[Dataset items]
%%

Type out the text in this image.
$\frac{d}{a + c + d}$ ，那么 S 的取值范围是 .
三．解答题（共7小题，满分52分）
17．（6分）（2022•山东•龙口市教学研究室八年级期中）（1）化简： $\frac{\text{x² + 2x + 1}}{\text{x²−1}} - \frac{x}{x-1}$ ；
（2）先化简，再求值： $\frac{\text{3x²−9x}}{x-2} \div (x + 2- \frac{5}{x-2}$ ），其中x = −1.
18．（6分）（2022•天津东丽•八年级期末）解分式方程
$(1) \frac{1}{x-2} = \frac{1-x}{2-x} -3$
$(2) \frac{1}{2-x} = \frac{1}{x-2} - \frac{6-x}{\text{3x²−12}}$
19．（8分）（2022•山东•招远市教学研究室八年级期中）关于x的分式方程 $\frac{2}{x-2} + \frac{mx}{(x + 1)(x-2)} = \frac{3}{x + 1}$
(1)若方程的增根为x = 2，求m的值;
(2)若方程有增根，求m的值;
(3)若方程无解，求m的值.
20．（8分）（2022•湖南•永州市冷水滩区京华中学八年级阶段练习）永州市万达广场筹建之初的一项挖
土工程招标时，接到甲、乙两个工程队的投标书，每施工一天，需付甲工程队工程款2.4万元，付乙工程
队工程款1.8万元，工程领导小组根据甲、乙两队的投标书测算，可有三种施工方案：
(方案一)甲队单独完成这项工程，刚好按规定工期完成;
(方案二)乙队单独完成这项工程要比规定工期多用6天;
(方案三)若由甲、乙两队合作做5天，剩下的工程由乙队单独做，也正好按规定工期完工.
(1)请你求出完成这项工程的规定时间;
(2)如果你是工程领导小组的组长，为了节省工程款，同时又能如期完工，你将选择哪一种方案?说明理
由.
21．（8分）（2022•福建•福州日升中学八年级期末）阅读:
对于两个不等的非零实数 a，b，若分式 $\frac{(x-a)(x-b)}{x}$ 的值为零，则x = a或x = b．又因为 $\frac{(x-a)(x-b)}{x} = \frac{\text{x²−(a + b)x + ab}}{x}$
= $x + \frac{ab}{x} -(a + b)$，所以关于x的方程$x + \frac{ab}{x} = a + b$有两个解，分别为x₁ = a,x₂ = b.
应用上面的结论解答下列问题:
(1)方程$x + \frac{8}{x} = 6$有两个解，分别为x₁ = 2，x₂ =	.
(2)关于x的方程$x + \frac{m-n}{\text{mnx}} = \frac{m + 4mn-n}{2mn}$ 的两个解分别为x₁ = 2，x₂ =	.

%%

What is expected:
Would you restate each of the entries word for word?

Finished answer:
Type out the text in this image.
$\frac{d}{a + c + d}$ ，那么 S 的取值范围是 .
三．解答题（共7小题，满分52分）
17．（6分）（2022•山东•龙口市教学研究室八年级期中）（1）化简： $\frac{\text{x² + 2x + 1}}{\text{x²−1}} - \frac{x}{x-1}$ ；
（2）先化简，再求值： $\frac{\text{3x²−9x}}{x-2} \div (x + 2- \frac{5}{x-2}$ ），其中x = −1.
18．（6分）（2022•天津东丽•八年级期末）解分式方程
$(1) \frac{1}{x-2} = \frac{1-x}{2-x} -3$
$(2) \frac{1}{2-x} = \frac{1}{x-2} - \frac{6-x}{\text{3x²−12}}$
19．（8分）（2022•山东•招远市教学研究室八年级期中）关于x的分式方程 $\frac{2}{x-2} + \frac{mx}{(x + 1)(x-2)} = \frac{3}{x + 1}$
(1)若方程的增根为x = 2，求m的值;
(2)若方程有增根，求m的值;
(3)若方程无解，求m的值.
20．（8分）（2022•湖南•永州市冷水滩区京华中学八年级阶段练习）永州市万达广场筹建之初的一项挖
土工程招标时，接到甲、乙两个工程队的投标书，每施工一天，需付甲工程队工程款2.4万元，付乙工程
队工程款1.8万元，工程领导小组根据甲、乙两队的投标书测算，可有三种施工方案：
(方案一)甲队单独完成这项工程，刚好按规定工期完成;
(方案二)乙队单独完成这项工程要比规定工期多用6天;
(方案三)若由甲、乙两队合作做5天，剩下的工程由乙队单独做，也正好按规定工期完工.
(1)请你求出完成这项工程的规定时间;
(2)如果你是工程领导小组的组长，为了节省工程款，同时又能如期完工，你将选择哪一种方案?说明理
由.
21．（8分）（2022•福建•福州日升中学八年级期末）阅读:
对于两个不等的非零实数 a，b，若分式 $\frac{(x-a)(x-b)}{x}$ 的值为零，则x = a或x = b．又因为 $\frac{(x-a)(x-b)}{x} = \frac{\text{x²−(a + b)x + ab}}{x}$
= $x + \frac{ab}{x} -(a + b)$，所以关于x的方程$x + \frac{ab}{x} = a + b$有两个解，分别为x₁ = a,x₂ = b.
应用上面的结论解答下列问题:
(1)方程$x + \frac{8}{x} = 6$有两个解，分别为x₁ = 2，x₂ =	.
(2)关于x的方程$x + \frac{m-n}{\text{mnx}} = \frac{m + 4mn-n}{2mn}$ 的两个解分别为x₁ = 2，x₂ =	.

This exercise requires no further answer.